* [Dataset entries]
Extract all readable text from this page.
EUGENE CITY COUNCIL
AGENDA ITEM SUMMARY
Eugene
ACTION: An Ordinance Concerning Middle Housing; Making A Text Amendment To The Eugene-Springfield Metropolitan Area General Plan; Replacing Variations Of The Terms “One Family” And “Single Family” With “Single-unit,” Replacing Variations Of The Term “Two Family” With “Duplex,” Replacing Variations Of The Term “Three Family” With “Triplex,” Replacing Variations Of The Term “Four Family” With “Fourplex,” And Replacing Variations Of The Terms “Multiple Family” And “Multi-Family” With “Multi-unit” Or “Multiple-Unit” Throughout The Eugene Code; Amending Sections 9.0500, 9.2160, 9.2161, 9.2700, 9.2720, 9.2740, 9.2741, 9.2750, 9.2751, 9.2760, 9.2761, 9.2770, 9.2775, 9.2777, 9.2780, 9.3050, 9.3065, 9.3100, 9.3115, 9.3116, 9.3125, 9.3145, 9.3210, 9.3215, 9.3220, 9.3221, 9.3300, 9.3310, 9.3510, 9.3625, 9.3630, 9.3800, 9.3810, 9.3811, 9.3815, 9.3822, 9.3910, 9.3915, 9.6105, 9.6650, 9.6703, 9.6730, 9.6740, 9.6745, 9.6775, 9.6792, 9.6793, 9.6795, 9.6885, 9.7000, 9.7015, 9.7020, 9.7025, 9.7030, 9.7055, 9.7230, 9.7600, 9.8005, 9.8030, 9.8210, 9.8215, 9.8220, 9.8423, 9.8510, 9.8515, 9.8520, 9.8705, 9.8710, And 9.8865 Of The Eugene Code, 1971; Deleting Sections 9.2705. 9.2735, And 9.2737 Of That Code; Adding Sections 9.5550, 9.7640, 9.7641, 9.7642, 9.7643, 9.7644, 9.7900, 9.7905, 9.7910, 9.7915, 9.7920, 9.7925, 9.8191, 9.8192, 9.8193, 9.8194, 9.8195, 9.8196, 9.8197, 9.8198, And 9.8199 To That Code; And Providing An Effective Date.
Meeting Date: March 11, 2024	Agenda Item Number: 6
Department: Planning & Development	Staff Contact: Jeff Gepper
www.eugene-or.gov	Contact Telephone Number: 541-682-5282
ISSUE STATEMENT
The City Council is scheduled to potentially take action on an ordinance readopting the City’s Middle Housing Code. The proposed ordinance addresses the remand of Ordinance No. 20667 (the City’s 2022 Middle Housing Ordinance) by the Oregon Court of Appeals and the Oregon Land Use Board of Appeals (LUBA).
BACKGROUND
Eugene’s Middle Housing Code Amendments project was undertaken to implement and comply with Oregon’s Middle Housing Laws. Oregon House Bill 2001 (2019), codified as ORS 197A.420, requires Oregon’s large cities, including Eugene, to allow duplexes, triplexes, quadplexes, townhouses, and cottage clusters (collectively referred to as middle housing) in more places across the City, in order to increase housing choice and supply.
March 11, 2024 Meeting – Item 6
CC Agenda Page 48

* [What to do]
Extract every line above exactly as it stands.

* [Answer to this task]
Extract all readable text from this page.
EUGENE CITY COUNCIL
AGENDA ITEM SUMMARY
Eugene
ACTION: An Ordinance Concerning Middle Housing; Making A Text Amendment To The Eugene-Springfield Metropolitan Area General Plan; Replacing Variations Of The Terms “One Family” And “Single Family” With “Single-unit,” Replacing Variations Of The Term “Two Family” With “Duplex,” Replacing Variations Of The Term “Three Family” With “Triplex,” Replacing Variations Of The Term “Four Family” With “Fourplex,” And Replacing Variations Of The Terms “Multiple Family” And “Multi-Family” With “Multi-unit” Or “Multiple-Unit” Throughout The Eugene Code; Amending Sections 9.0500, 9.2160, 9.2161, 9.2700, 9.2720, 9.2740, 9.2741, 9.2750, 9.2751, 9.2760, 9.2761, 9.2770, 9.2775, 9.2777, 9.2780, 9.3050, 9.3065, 9.3100, 9.3115, 9.3116, 9.3125, 9.3145, 9.3210, 9.3215, 9.3220, 9.3221, 9.3300, 9.3310, 9.3510, 9.3625, 9.3630, 9.3800, 9.3810, 9.3811, 9.3815, 9.3822, 9.3910, 9.3915, 9.6105, 9.6650, 9.6703, 9.6730, 9.6740, 9.6745, 9.6775, 9.6792, 9.6793, 9.6795, 9.6885, 9.7000, 9.7015, 9.7020, 9.7025, 9.7030, 9.7055, 9.7230, 9.7600, 9.8005, 9.8030, 9.8210, 9.8215, 9.8220, 9.8423, 9.8510, 9.8515, 9.8520, 9.8705, 9.8710, And 9.8865 Of The Eugene Code, 1971; Deleting Sections 9.2705. 9.2735, And 9.2737 Of That Code; Adding Sections 9.5550, 9.7640, 9.7641, 9.7642, 9.7643, 9.7644, 9.7900, 9.7905, 9.7910, 9.7915, 9.7920, 9.7925, 9.8191, 9.8192, 9.8193, 9.8194, 9.8195, 9.8196, 9.8197, 9.8198, And 9.8199 To That Code; And Providing An Effective Date.
Meeting Date: March 11, 2024	Agenda Item Number: 6
Department: Planning & Development	Staff Contact: Jeff Gepper
www.eugene-or.gov	Contact Telephone Number: 541-682-5282
ISSUE STATEMENT
The City Council is scheduled to potentially take action on an ordinance readopting the City’s Middle Housing Code. The proposed ordinance addresses the remand of Ordinance No. 20667 (the City’s 2022 Middle Housing Ordinance) by the Oregon Court of Appeals and the Oregon Land Use Board of Appeals (LUBA).
BACKGROUND
Eugene’s Middle Housing Code Amendments project was undertaken to implement and comply with Oregon’s Middle Housing Laws. Oregon House Bill 2001 (2019), codified as ORS 197A.420, requires Oregon’s large cities, including Eugene, to allow duplexes, triplexes, quadplexes, townhouses, and cottage clusters (collectively referred to as middle housing) in more places across the City, in order to increase housing choice and supply.
March 11, 2024 Meeting – Item 6
CC Agenda Page 48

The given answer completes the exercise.